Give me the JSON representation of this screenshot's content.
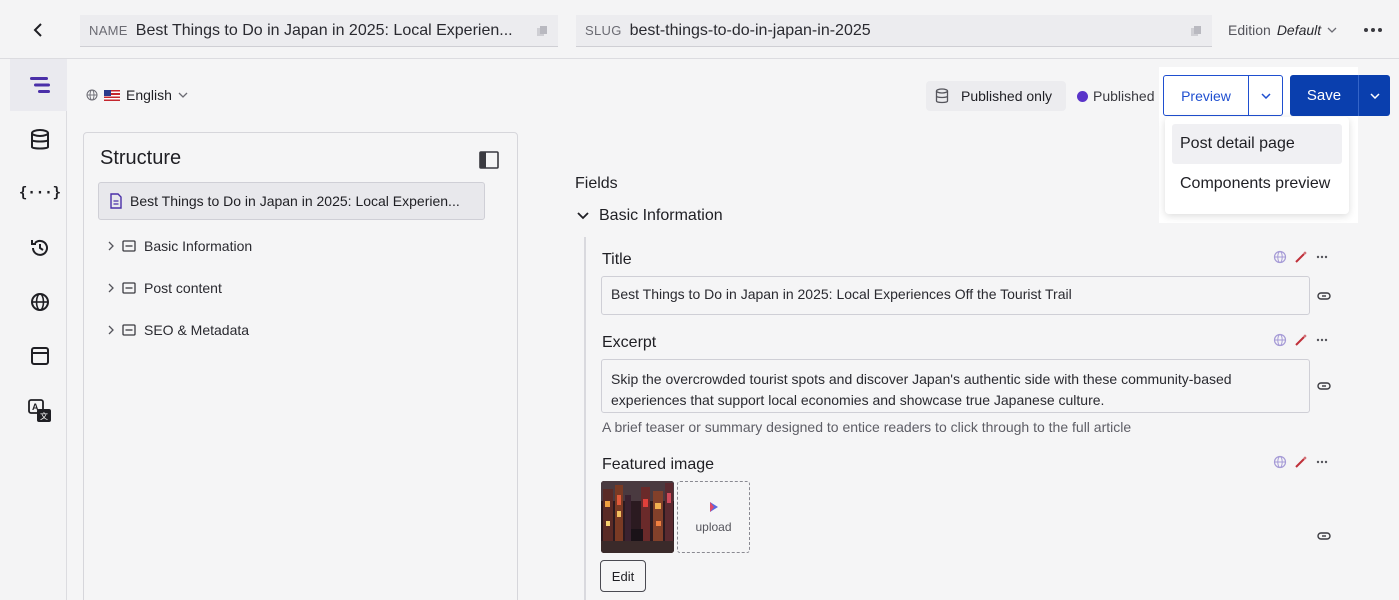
{
  "topbar": {
    "name_tag": "NAME",
    "name_value": "Best Things to Do in Japan in 2025: Local Experien...",
    "slug_tag": "SLUG",
    "slug_value": "best-things-to-do-in-japan-in-2025",
    "edition_label": "Edition",
    "edition_value": "Default"
  },
  "rail": {
    "items": [
      "structure-icon",
      "database-icon",
      "code-braces-icon",
      "history-icon",
      "globe-icon",
      "window-icon",
      "translate-icon"
    ]
  },
  "toolbar": {
    "language": "English",
    "published_only": "Published only",
    "status": "Published",
    "status_color": "#5a34c9",
    "preview_label": "Preview",
    "save_label": "Save",
    "accent": "#1f4fd0",
    "save_color": "#0a3fae"
  },
  "preview_menu": {
    "items": [
      {
        "label": "Post detail page"
      },
      {
        "label": "Components preview"
      }
    ]
  },
  "structure": {
    "title": "Structure",
    "root": "Best Things to Do in Japan in 2025: Local Experien...",
    "items": [
      {
        "label": "Basic Information"
      },
      {
        "label": "Post content"
      },
      {
        "label": "SEO & Metadata"
      }
    ]
  },
  "fields": {
    "heading": "Fields",
    "section": "Basic Information",
    "title_label": "Title",
    "title_value": "Best Things to Do in Japan in 2025: Local Experiences Off the Tourist Trail",
    "excerpt_label": "Excerpt",
    "excerpt_value": "Skip the overcrowded tourist spots and discover Japan's authentic side with these community-based experiences that support local economies and showcase true Japanese culture.",
    "excerpt_help": "A brief teaser or summary designed to entice readers to click through to the full article",
    "image_label": "Featured image",
    "upload_label": "upload",
    "edit_label": "Edit"
  }
}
☆ ☆ ☆ ☆ ☆
Pictures stay out; repeat all the rest of the records exactly.

Give me the JSON representation of this screenshot's content.
{
  "topbar": {
    "name_tag": "NAME",
    "name_value": "Best Things to Do in Japan in 2025: Local Experien...",
    "slug_tag": "SLUG",
    "slug_value": "best-things-to-do-in-japan-in-2025",
    "edition_label": "Edition",
    "edition_value": "Default"
  },
  "rail": {
    "items": [
      "structure-icon",
      "database-icon",
      "code-braces-icon",
      "history-icon",
      "globe-icon",
      "window-icon",
      "translate-icon"
    ]
  },
  "toolbar": {
    "language": "English",
    "published_only": "Published only",
    "status": "Published",
    "status_color": "#5a34c9",
    "preview_label": "Preview",
    "save_label": "Save",
    "accent": "#1f4fd0",
    "save_color": "#0a3fae"
  },
  "preview_menu": {
    "items": [
      {
        "label": "Post detail page"
      },
      {
        "label": "Components preview"
      }
    ]
  },
  "structure": {
    "title": "Structure",
    "root": "Best Things to Do in Japan in 2025: Local Experien...",
    "items": [
      {
        "label": "Basic Information"
      },
      {
        "label": "Post content"
      },
      {
        "label": "SEO & Metadata"
      }
    ]
  },
  "fields": {
    "heading": "Fields",
    "section": "Basic Information",
    "title_label": "Title",
    "title_value": "Best Things to Do in Japan in 2025: Local Experiences Off the Tourist Trail",
    "excerpt_label": "Excerpt",
    "excerpt_value": "Skip the overcrowded tourist spots and discover Japan's authentic side with these community-based experiences that support local economies and showcase true Japanese culture.",
    "excerpt_help": "A brief teaser or summary designed to entice readers to click through to the full article",
    "image_label": "Featured image",
    "upload_label": "upload",
    "edit_label": "Edit"
  }
}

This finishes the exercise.